*ARTIKEL*:
........
Rabu, 11 September 2013

Jokowi dan Sihir Berjamaah Media

Jokowi dan Sihir Berjamaah Media
Wahyu Kuncoro SN  ;    Dosen Komunikasi Universitas Katolik Widya Mandala (UKWM) Surabaya
JAWA POS, 11 September 2013


RAPAT Kerja Nasional (Rakernas) III PDIP baru saja usai. Momentum yang diharapkan jadi ajang pendeklarasian Gubernur DKI Jakarta Joko Widodo (Jokowi) sebagai calon presiden (capres) ternyata tidak terjadi. Ketua Umum DPP PDIP Megawati dalam pidato politik saat rakernas justru meminta para kader lebih berkonsentrasi mendulang suara dalam pemilu legislatif (pileg) agar PDIP bisa mengusung kader sendiri (Jawa Pos, 9/9).

Meski demikian, Megawati sudah memberi panggung di rakernas. Megawati memberi peran kepada Jokowi untuk membacakan Dedication of Life-nya Soekarno. Selain itu, Megawati menyebut nama Jokowi dalam pidato politiknya. 

Wajar bila Megawati ingin mengambil untung dari popularitas Jokowi. Megawati tidak ingin dukungan yang besar terhadap Jokowi tidak memiliki imbas signifikan ke PDIP. Sejumlah survei mengajarkan bahwa popularitas dan elektabilitas figur tertentu tidak selalu linier dengan dukungan terhadap partai asal figur tersebut. Menurut survei LIPI, rakyat ternyata lebih melirik figur potensial daripada partai politik pada Pemilu 2014. Hal itu tecermin dari hasil survei bahwa enam di antara sepuluh reponden akan memilih caleg daripada parpol.
........
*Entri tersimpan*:
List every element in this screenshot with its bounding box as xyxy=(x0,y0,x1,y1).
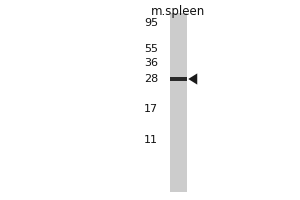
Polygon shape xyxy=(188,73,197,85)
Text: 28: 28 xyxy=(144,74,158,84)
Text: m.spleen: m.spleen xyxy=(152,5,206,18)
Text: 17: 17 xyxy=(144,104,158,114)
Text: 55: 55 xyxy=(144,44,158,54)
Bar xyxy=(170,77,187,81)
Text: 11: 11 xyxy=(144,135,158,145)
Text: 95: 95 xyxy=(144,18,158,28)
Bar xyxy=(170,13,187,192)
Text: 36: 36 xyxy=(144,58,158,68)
........
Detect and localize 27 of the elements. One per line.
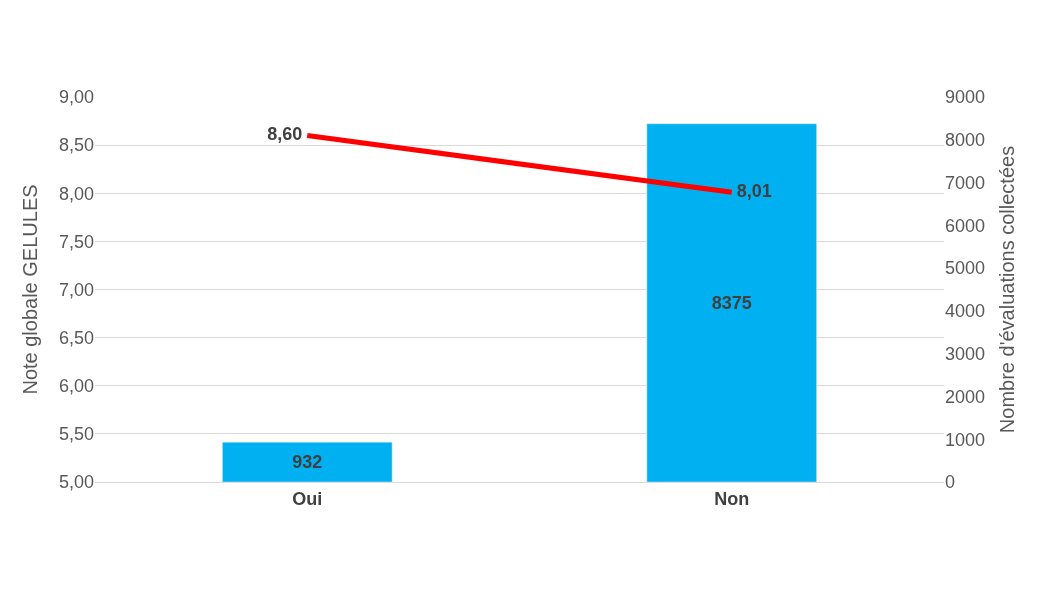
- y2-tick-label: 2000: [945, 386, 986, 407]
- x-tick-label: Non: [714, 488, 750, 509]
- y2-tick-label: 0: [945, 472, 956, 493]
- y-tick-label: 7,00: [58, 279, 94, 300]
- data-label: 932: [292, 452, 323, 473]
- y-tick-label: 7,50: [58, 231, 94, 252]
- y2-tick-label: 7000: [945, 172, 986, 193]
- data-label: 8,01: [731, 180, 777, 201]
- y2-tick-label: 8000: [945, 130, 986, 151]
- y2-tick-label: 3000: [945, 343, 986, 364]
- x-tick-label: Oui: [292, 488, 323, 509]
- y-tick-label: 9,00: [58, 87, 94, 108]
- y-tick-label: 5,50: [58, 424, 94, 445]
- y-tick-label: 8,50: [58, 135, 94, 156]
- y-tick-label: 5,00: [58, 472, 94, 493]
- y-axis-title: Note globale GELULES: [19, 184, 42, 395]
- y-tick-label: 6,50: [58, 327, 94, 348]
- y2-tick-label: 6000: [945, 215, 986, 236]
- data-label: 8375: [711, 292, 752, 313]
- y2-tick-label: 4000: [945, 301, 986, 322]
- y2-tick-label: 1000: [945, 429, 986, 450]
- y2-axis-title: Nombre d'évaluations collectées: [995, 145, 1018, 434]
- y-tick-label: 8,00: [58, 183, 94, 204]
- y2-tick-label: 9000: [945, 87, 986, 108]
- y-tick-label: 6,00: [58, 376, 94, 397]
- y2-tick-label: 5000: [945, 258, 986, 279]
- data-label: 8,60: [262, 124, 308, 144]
........
*PERINTAH 1*:
Jawab pertanyaan berikut berdasarkan artikel tentang Jokowi.
(a) Apa yang diminta Megawati kepada para kader dalam pidato politiknya di rakernas?
(b) Apa yang dibacakan Jokowi di rakernas?
(c) Menurut survei LIPI, berapa responden yang akan memilih caleg daripada parpol?
*PERINTAH 2*:
Ambil bagian artikel tentang Jokowi dengan persis, dari "Rabu, 11 September" sampai "dalam pidato politiknya.", kedua ujungnya ikut disalin.
Entri di atas tidak dipakai untuk apa pun di sini.

*JAWABAN 1*:
(a) Lebih berkonsentrasi mendulang suara dalam pemilu legislatif agar PDIP bisa mengusung kader sendiri.
(b) Dedication of Life-nya Soekarno.
(c) Enam di antara sepuluh responden.

*JAWABAN 2*:
Rabu, 11 September 2013

Jokowi dan Sihir Berjamaah Media

Jokowi dan Sihir Berjamaah Media
Wahyu Kuncoro SN  ;    Dosen Komunikasi Universitas Katolik Widya Mandala (UKWM) Surabaya
JAWA POS, 11 September 2013


RAPAT Kerja Nasional (Rakernas) III PDIP baru saja usai. Momentum yang diharapkan jadi ajang pendeklarasian Gubernur DKI Jakarta Joko Widodo (Jokowi) sebagai calon presiden (capres) ternyata tidak terjadi. Ketua Umum DPP PDIP Megawati dalam pidato politik saat rakernas justru meminta para kader lebih berkonsentrasi mendulang suara dalam pemilu legislatif (pileg) agar PDIP bisa mengusung kader sendiri (Jawa Pos, 9/9).

Meski demikian, Megawati sudah memberi panggung di rakernas. Megawati memberi peran kepada Jokowi untuk membacakan Dedication of Life-nya Soekarno. Selain itu, Megawati menyebut nama Jokowi dalam pidato politiknya.